[Annotated region listings]
● ● ● ● ● ● ●
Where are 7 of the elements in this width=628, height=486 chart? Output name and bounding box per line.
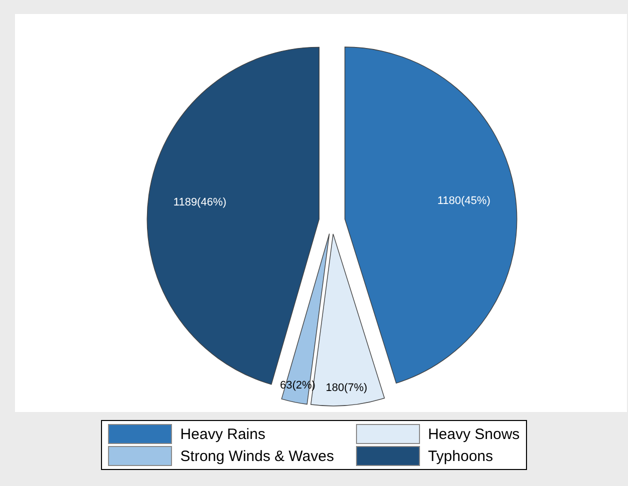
legend-label: Typhoons [428, 448, 494, 464]
data-label: 180(7%) [326, 382, 368, 394]
data-label: 1180(45%) [437, 194, 490, 207]
legend-label: Heavy Snows [428, 426, 520, 442]
legend-label: Strong Winds & Waves [180, 448, 334, 464]
legend-label: Heavy Rains [180, 426, 266, 442]
data-label: 1189(46%) [173, 196, 226, 208]
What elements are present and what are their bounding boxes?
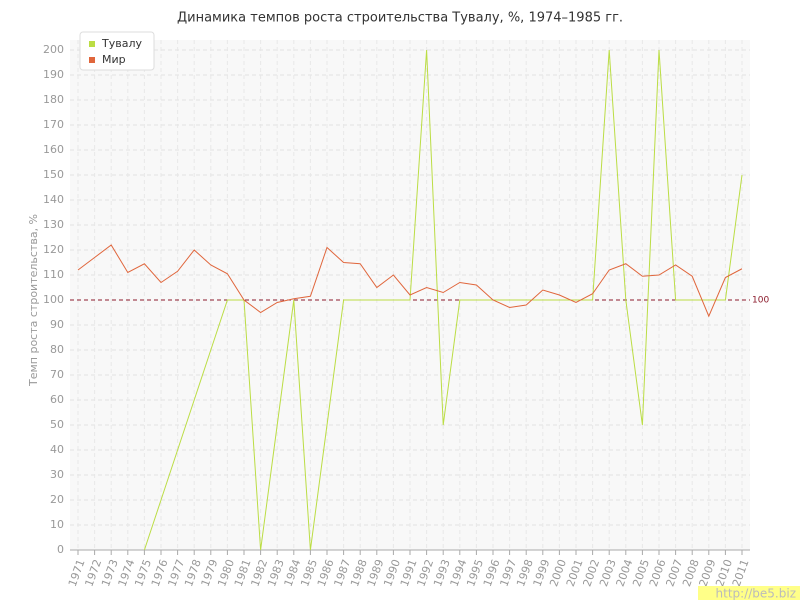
● ● ● ● ● ● ●
#### WHAT YOU NEED TO DO
Transcribe the records above word for word, omitting the pictures.

#### EXERCISE ANSWER
Where are 7 of the elements in this width=628, height=486 chart? Output name and bounding box per line.
legend-label: Typhoons [428, 448, 494, 464]
data-label: 180(7%) [326, 382, 368, 394]
data-label: 1180(45%) [437, 194, 490, 207]
legend-label: Heavy Snows [428, 426, 520, 442]
legend-label: Strong Winds & Waves [180, 448, 334, 464]
legend-label: Heavy Rains [180, 426, 266, 442]
data-label: 1189(46%) [173, 196, 226, 208]
What elements are present and what are their bounding boxes?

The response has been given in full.